**EXERCISES**:
a) Copy the IR dataset page from the words "### Some notes" through "starting at 0!))", renaming every "index" to "position".
b) Write the next part of the IR dataset page, picking up after its final line.

**SUPPLIED TEXT**:
# Processing the IR dataset

In [1]:
from spectrochempy.api import *
options.log_level=ERROR

SpectroChemPy's API - v.0.1a5.dev
© Copyright 2014-2017 - A.Travert and C.Fernandez @ LCS


## Loading a project

We read the 'HIZECOKE' project saved previously

In [2]:
proj = Project.load('HIZECOKE')
proj

## Preprocessing the IR spectra

Let's replot the data. For this we need to do again the previous pre-processing first.

In addition, we will slice the data in order to keep only the region of interest, between 3990 and 1300 cm$^{-1}$.



### Some notes about slicing

Slicing can be done by index, coordinates or labels (when they are present).

* `proj.P350.IR[:, 10]` for column slicing (here we get the 10th column (with index starting at 0!))
* or `proj.P350.IR[10]` for row slicing

As said above, we can also slice using the real coordinates. For example,

* `proj.P350.IR[:, 3000.0:3100.0]` will select all columns from wavenumbers 3000 to 3100. 

**IMPORTANT** : 

* When doing such slicing, the wavenumbers must be expressed as floating numbers (with the decimal separator present) or it will fail!.

* Note that when using a range of coordinates, both limits needs to be set as SpectroChemPy cannot infer which direction to take (and so results may be impredictable):  
This is ok: `proj.P350.IR[:, 3000.0:3100.0]`, but not this: `proj.P350.IR[:, 3000.0:]`

In [3]:
for p in proj.projects:   
    p.IR[:, 3990.:1300., INPLACE]   # we slice the data inplace 
    p.IR = p.IR - p.IR[:,3990.]     # we remove some offset 

In [4]:
datasets =[]
labels = []

for p in reversed(proj.projects):   # we put the parent first this way
    datasets.append(p.IR)

**STORED RECORDS**:
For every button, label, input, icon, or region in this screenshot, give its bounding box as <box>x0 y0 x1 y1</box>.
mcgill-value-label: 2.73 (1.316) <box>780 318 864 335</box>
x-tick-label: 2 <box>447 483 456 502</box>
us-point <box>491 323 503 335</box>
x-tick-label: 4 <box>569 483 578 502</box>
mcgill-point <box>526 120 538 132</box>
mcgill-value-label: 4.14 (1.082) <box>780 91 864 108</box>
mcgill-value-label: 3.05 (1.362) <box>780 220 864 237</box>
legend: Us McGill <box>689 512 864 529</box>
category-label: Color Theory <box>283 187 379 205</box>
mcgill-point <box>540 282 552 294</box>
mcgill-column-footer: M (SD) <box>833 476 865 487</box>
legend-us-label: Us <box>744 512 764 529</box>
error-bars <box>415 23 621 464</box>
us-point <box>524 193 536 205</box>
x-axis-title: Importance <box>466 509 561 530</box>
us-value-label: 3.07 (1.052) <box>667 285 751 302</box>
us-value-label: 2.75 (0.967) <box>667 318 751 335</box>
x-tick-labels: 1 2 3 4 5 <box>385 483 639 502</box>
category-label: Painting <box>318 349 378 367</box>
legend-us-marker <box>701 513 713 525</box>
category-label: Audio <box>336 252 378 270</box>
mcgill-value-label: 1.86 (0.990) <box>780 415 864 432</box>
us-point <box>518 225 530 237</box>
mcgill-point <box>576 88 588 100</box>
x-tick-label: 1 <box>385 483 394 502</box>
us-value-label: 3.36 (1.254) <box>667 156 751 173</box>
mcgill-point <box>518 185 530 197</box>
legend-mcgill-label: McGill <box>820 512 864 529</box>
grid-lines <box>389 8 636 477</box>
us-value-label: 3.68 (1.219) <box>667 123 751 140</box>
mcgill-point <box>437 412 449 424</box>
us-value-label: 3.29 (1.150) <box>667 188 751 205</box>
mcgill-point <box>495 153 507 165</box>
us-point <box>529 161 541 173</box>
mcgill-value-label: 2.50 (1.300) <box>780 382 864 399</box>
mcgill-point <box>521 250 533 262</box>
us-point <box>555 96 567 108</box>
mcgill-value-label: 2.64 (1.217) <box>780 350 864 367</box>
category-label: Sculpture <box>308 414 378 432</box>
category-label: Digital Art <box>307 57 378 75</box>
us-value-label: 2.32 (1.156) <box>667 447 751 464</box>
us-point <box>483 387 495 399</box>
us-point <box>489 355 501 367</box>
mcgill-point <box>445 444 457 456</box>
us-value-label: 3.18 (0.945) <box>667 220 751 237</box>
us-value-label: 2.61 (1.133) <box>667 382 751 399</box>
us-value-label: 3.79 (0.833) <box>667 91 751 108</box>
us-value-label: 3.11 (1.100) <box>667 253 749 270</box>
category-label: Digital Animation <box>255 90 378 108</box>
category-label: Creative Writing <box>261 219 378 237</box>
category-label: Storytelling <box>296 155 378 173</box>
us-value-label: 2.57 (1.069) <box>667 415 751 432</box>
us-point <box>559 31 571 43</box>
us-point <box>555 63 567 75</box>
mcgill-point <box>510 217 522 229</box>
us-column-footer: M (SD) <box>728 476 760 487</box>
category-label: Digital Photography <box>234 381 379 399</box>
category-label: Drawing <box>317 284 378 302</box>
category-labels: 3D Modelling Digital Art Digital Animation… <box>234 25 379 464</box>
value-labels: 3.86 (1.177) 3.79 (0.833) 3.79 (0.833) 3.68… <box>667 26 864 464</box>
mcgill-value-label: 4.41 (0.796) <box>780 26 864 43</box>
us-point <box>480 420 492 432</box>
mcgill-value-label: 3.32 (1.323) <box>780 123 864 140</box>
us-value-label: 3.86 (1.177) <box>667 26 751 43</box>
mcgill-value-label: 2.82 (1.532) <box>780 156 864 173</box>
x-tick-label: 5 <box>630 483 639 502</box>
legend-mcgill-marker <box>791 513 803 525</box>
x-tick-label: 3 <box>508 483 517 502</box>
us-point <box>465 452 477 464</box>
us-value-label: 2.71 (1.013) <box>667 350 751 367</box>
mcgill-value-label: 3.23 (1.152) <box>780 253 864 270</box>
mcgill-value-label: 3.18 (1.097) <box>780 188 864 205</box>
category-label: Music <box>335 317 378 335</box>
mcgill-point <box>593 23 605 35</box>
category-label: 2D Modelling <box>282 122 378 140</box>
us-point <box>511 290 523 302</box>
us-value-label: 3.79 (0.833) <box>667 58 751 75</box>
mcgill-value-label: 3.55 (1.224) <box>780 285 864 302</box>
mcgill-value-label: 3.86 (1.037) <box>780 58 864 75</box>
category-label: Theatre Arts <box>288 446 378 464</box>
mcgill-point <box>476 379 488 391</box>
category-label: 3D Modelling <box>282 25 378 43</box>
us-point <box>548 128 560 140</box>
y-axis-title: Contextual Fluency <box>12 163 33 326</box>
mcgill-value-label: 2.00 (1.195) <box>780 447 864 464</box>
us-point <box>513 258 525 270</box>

**RESULTS IN ORDER**:
a)
### Some notes about slicing

Slicing can be done by position, coordinates or labels (when they are present).

* `proj.P350.IR[:, 10]` for column slicing (here we get the 10th column (with position starting at 0!))

b)
    labels.append(p.label) 
    
_ = multiplot_stack(sources=datasets, labels=labels, 
                nrow=1, ncol=3, sharex=True, sharez=True, 
                figsize=(6.8,3), dpi=100, style='sans')

<IPython.core.display.Javascript object>

## Creating and using project's scripts

In order to avoid having to write this basic pre-processing and plotting function each time we read the initial project, there is two ways:

1. We can save the mofified data and reopen the project with the modified files next time we need them. However, the processing that was applied cannot be modified.
2. The second possibility is to save the processing scripts along with the project, and reapply them next time we will open this project. If a modification is required, any of the scripts can be modified before being applied.

it would be useful to keep the script used here along with the project.

To do so, we will store them in the project, using the `%addscript` magic function.

The syntax is simple!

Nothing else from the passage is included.